→ Exercise directions
Compile every line that includes the word "WeatherBELL".

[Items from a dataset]
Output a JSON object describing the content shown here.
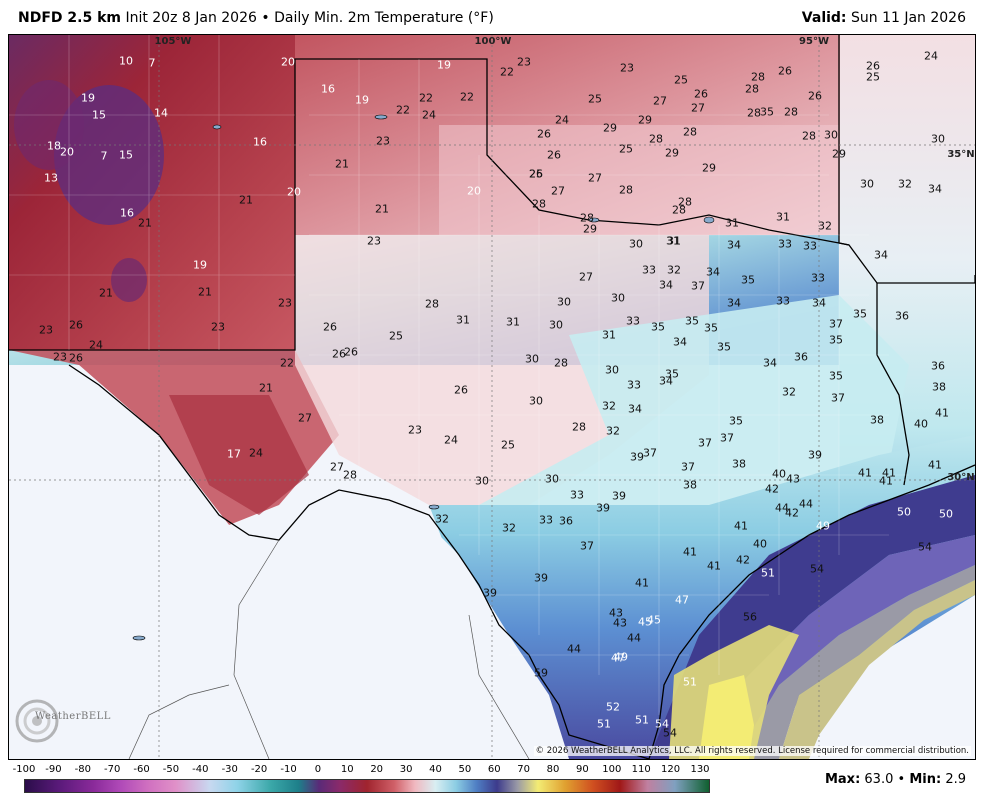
{
  "header": {
    "model": "NDFD 2.5 km",
    "init": "Init 20z 8 Jan 2026",
    "bullet": "•",
    "product": "Daily Min. 2m Temperature (°F)",
    "valid_label": "Valid:",
    "valid_value": "Sun 11 Jan 2026"
  },
  "coordinate_labels": [
    {
      "text": "105°W",
      "lon": -105
    },
    {
      "text": "100°W",
      "lon": -100
    },
    {
      "text": "95°W",
      "lon": -95
    },
    {
      "text": "35°N",
      "lat": 35
    },
    {
      "text": "30°N",
      "lat": 30
    }
  ],
  "temperature_labels": [
    {
      "v": "10",
      "c": "w"
    },
    {
      "v": "7",
      "c": "w"
    },
    {
      "v": "20",
      "c": "w"
    },
    {
      "v": "19",
      "c": "w"
    },
    {
      "v": "22",
      "c": "k"
    },
    {
      "v": "23",
      "c": "k"
    },
    {
      "v": "23",
      "c": "k"
    },
    {
      "v": "25",
      "c": "k"
    },
    {
      "v": "28",
      "c": "k"
    },
    {
      "v": "26",
      "c": "k"
    },
    {
      "v": "26",
      "c": "k"
    },
    {
      "v": "24",
      "c": "k"
    },
    {
      "v": "25",
      "c": "k"
    },
    {
      "v": "19",
      "c": "w"
    },
    {
      "v": "15",
      "c": "w"
    },
    {
      "v": "14",
      "c": "w"
    },
    {
      "v": "16",
      "c": "w"
    },
    {
      "v": "19",
      "c": "w"
    },
    {
      "v": "22",
      "c": "k"
    },
    {
      "v": "22",
      "c": "k"
    },
    {
      "v": "22",
      "c": "k"
    },
    {
      "v": "24",
      "c": "k"
    },
    {
      "v": "25",
      "c": "k"
    },
    {
      "v": "27",
      "c": "k"
    },
    {
      "v": "26",
      "c": "k"
    },
    {
      "v": "27",
      "c": "k"
    },
    {
      "v": "28",
      "c": "k"
    },
    {
      "v": "28",
      "c": "k"
    },
    {
      "v": "26",
      "c": "k"
    },
    {
      "v": "24",
      "c": "k"
    },
    {
      "v": "29",
      "c": "k"
    },
    {
      "v": "28",
      "c": "k"
    },
    {
      "v": "28",
      "c": "k"
    },
    {
      "v": "30",
      "c": "k"
    },
    {
      "v": "30",
      "c": "k"
    },
    {
      "v": "26",
      "c": "k"
    },
    {
      "v": "29",
      "c": "k"
    },
    {
      "v": "28",
      "c": "k"
    },
    {
      "v": "16",
      "c": "w"
    },
    {
      "v": "18",
      "c": "w"
    },
    {
      "v": "20",
      "c": "w"
    },
    {
      "v": "7",
      "c": "w"
    },
    {
      "v": "15",
      "c": "w"
    },
    {
      "v": "23",
      "c": "k"
    },
    {
      "v": "26",
      "c": "k"
    },
    {
      "v": "25",
      "c": "k"
    },
    {
      "v": "29",
      "c": "k"
    },
    {
      "v": "13",
      "c": "w"
    },
    {
      "v": "21",
      "c": "k"
    },
    {
      "v": "29",
      "c": "k"
    },
    {
      "v": "28",
      "c": "k"
    },
    {
      "v": "35",
      "c": "k"
    },
    {
      "v": "26",
      "c": "k"
    },
    {
      "v": "27",
      "c": "k"
    },
    {
      "v": "25",
      "c": "k"
    },
    {
      "v": "28",
      "c": "k"
    },
    {
      "v": "20",
      "c": "w"
    },
    {
      "v": "21",
      "c": "k"
    },
    {
      "v": "27",
      "c": "k"
    },
    {
      "v": "28",
      "c": "k"
    },
    {
      "v": "28",
      "c": "k"
    },
    {
      "v": "29",
      "c": "k"
    },
    {
      "v": "30",
      "c": "k"
    },
    {
      "v": "32",
      "c": "k"
    },
    {
      "v": "34",
      "c": "k"
    },
    {
      "v": "20",
      "c": "w"
    },
    {
      "v": "16",
      "c": "w"
    },
    {
      "v": "21",
      "c": "k"
    },
    {
      "v": "28",
      "c": "k"
    },
    {
      "v": "28",
      "c": "k"
    },
    {
      "v": "29",
      "c": "k"
    },
    {
      "v": "31",
      "c": "k"
    },
    {
      "v": "31",
      "c": "k"
    },
    {
      "v": "31",
      "c": "k"
    },
    {
      "v": "32",
      "c": "k"
    },
    {
      "v": "23",
      "c": "k"
    },
    {
      "v": "30",
      "c": "k"
    },
    {
      "v": "31",
      "c": "k"
    },
    {
      "v": "34",
      "c": "k"
    },
    {
      "v": "33",
      "c": "k"
    },
    {
      "v": "33",
      "c": "k"
    },
    {
      "v": "34",
      "c": "k"
    },
    {
      "v": "21",
      "c": "k"
    },
    {
      "v": "19",
      "c": "w"
    },
    {
      "v": "27",
      "c": "k"
    },
    {
      "v": "33",
      "c": "k"
    },
    {
      "v": "32",
      "c": "k"
    },
    {
      "v": "34",
      "c": "k"
    },
    {
      "v": "35",
      "c": "k"
    },
    {
      "v": "33",
      "c": "k"
    },
    {
      "v": "21",
      "c": "k"
    },
    {
      "v": "21",
      "c": "k"
    },
    {
      "v": "30",
      "c": "k"
    },
    {
      "v": "30",
      "c": "k"
    },
    {
      "v": "34",
      "c": "k"
    },
    {
      "v": "37",
      "c": "k"
    },
    {
      "v": "34",
      "c": "k"
    },
    {
      "v": "33",
      "c": "k"
    },
    {
      "v": "34",
      "c": "k"
    },
    {
      "v": "23",
      "c": "k"
    },
    {
      "v": "28",
      "c": "k"
    },
    {
      "v": "36",
      "c": "k"
    },
    {
      "v": "23",
      "c": "k"
    },
    {
      "v": "26",
      "c": "k"
    },
    {
      "v": "23",
      "c": "k"
    },
    {
      "v": "31",
      "c": "k"
    },
    {
      "v": "31",
      "c": "k"
    },
    {
      "v": "30",
      "c": "k"
    },
    {
      "v": "31",
      "c": "k"
    },
    {
      "v": "33",
      "c": "k"
    },
    {
      "v": "35",
      "c": "k"
    },
    {
      "v": "35",
      "c": "k"
    },
    {
      "v": "35",
      "c": "k"
    },
    {
      "v": "37",
      "c": "k"
    },
    {
      "v": "26",
      "c": "k"
    },
    {
      "v": "25",
      "c": "k"
    },
    {
      "v": "24",
      "c": "k"
    },
    {
      "v": "35",
      "c": "k"
    },
    {
      "v": "35",
      "c": "k"
    },
    {
      "v": "34",
      "c": "k"
    },
    {
      "v": "35",
      "c": "k"
    },
    {
      "v": "36",
      "c": "k"
    },
    {
      "v": "23",
      "c": "k"
    },
    {
      "v": "26",
      "c": "k"
    },
    {
      "v": "26",
      "c": "k"
    },
    {
      "v": "26",
      "c": "k"
    },
    {
      "v": "22",
      "c": "k"
    },
    {
      "v": "30",
      "c": "k"
    },
    {
      "v": "28",
      "c": "k"
    },
    {
      "v": "34",
      "c": "k"
    },
    {
      "v": "36",
      "c": "k"
    },
    {
      "v": "30",
      "c": "k"
    },
    {
      "v": "33",
      "c": "k"
    },
    {
      "v": "34",
      "c": "k"
    },
    {
      "v": "35",
      "c": "k"
    },
    {
      "v": "21",
      "c": "k"
    },
    {
      "v": "32",
      "c": "k"
    },
    {
      "v": "35",
      "c": "k"
    },
    {
      "v": "38",
      "c": "k"
    },
    {
      "v": "26",
      "c": "k"
    },
    {
      "v": "30",
      "c": "k"
    },
    {
      "v": "32",
      "c": "k"
    },
    {
      "v": "34",
      "c": "k"
    },
    {
      "v": "37",
      "c": "k"
    },
    {
      "v": "41",
      "c": "k"
    },
    {
      "v": "27",
      "c": "k"
    },
    {
      "v": "35",
      "c": "k"
    },
    {
      "v": "38",
      "c": "k"
    },
    {
      "v": "40",
      "c": "k"
    },
    {
      "v": "23",
      "c": "k"
    },
    {
      "v": "24",
      "c": "k"
    },
    {
      "v": "25",
      "c": "k"
    },
    {
      "v": "28",
      "c": "k"
    },
    {
      "v": "32",
      "c": "k"
    },
    {
      "v": "37",
      "c": "k"
    },
    {
      "v": "37",
      "c": "k"
    },
    {
      "v": "17",
      "c": "w"
    },
    {
      "v": "24",
      "c": "k"
    },
    {
      "v": "39",
      "c": "k"
    },
    {
      "v": "37",
      "c": "k"
    },
    {
      "v": "38",
      "c": "k"
    },
    {
      "v": "39",
      "c": "k"
    },
    {
      "v": "41",
      "c": "k"
    },
    {
      "v": "27",
      "c": "k"
    },
    {
      "v": "28",
      "c": "k"
    },
    {
      "v": "37",
      "c": "k"
    },
    {
      "v": "40",
      "c": "k"
    },
    {
      "v": "43",
      "c": "k"
    },
    {
      "v": "41",
      "c": "k"
    },
    {
      "v": "41",
      "c": "k"
    },
    {
      "v": "41",
      "c": "k"
    },
    {
      "v": "30",
      "c": "k"
    },
    {
      "v": "30",
      "c": "k"
    },
    {
      "v": "38",
      "c": "k"
    },
    {
      "v": "42",
      "c": "k"
    },
    {
      "v": "44",
      "c": "k"
    },
    {
      "v": "33",
      "c": "k"
    },
    {
      "v": "39",
      "c": "k"
    },
    {
      "v": "39",
      "c": "k"
    },
    {
      "v": "44",
      "c": "k"
    },
    {
      "v": "42",
      "c": "k"
    },
    {
      "v": "32",
      "c": "k"
    },
    {
      "v": "32",
      "c": "k"
    },
    {
      "v": "33",
      "c": "k"
    },
    {
      "v": "36",
      "c": "k"
    },
    {
      "v": "41",
      "c": "k"
    },
    {
      "v": "49",
      "c": "w"
    },
    {
      "v": "50",
      "c": "w"
    },
    {
      "v": "50",
      "c": "w"
    },
    {
      "v": "37",
      "c": "k"
    },
    {
      "v": "40",
      "c": "k"
    },
    {
      "v": "41",
      "c": "k"
    },
    {
      "v": "42",
      "c": "k"
    },
    {
      "v": "54",
      "c": "k"
    },
    {
      "v": "41",
      "c": "k"
    },
    {
      "v": "51",
      "c": "w"
    },
    {
      "v": "54",
      "c": "k"
    },
    {
      "v": "39",
      "c": "k"
    },
    {
      "v": "41",
      "c": "k"
    },
    {
      "v": "39",
      "c": "k"
    },
    {
      "v": "47",
      "c": "w"
    },
    {
      "v": "43",
      "c": "k"
    },
    {
      "v": "45",
      "c": "w"
    },
    {
      "v": "44",
      "c": "k"
    },
    {
      "v": "56",
      "c": "k"
    },
    {
      "v": "43",
      "c": "k"
    },
    {
      "v": "44",
      "c": "k"
    },
    {
      "v": "45",
      "c": "w"
    },
    {
      "v": "47",
      "c": "w"
    },
    {
      "v": "49",
      "c": "w"
    },
    {
      "v": "59",
      "c": "k"
    },
    {
      "v": "51",
      "c": "w"
    },
    {
      "v": "52",
      "c": "w"
    },
    {
      "v": "51",
      "c": "w"
    },
    {
      "v": "51",
      "c": "w"
    },
    {
      "v": "54",
      "c": "w"
    },
    {
      "v": "54",
      "c": "k"
    }
  ],
  "copyright": "© 2026 WeatherBELL Analytics, LLC. All rights reserved. License required for commercial distribution.",
  "logo": {
    "text": "WeatherBELL",
    "icon": "swirl-logo-icon"
  },
  "color_scale": {
    "ticks": [
      "-100",
      "-90",
      "-80",
      "-70",
      "-60",
      "-50",
      "-40",
      "-30",
      "-20",
      "-10",
      "0",
      "10",
      "20",
      "30",
      "40",
      "50",
      "60",
      "70",
      "80",
      "90",
      "100",
      "110",
      "120",
      "130"
    ],
    "unit": "°F"
  },
  "stats": {
    "max_label": "Max",
    "max_value": "63.0",
    "bullet": "•",
    "min_label": "Min",
    "min_value": "2.9"
  },
  "colors": {
    "cold_purple": "#5a2a78",
    "deep_red": "#a0242e",
    "pink": "#e9a7ae",
    "light_pink": "#f5d6d9",
    "pale_cyan": "#c6ecef",
    "blue": "#4f7fc4",
    "indigo": "#3d3b8c",
    "gray": "#9a9aa6",
    "yellow": "#f3ec74"
  }
}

→ The reply
  "copyright": "© 2026 WeatherBELL Analytics, LLC. All rights reserved. License required for commercial distribution.",
    "text": "WeatherBELL",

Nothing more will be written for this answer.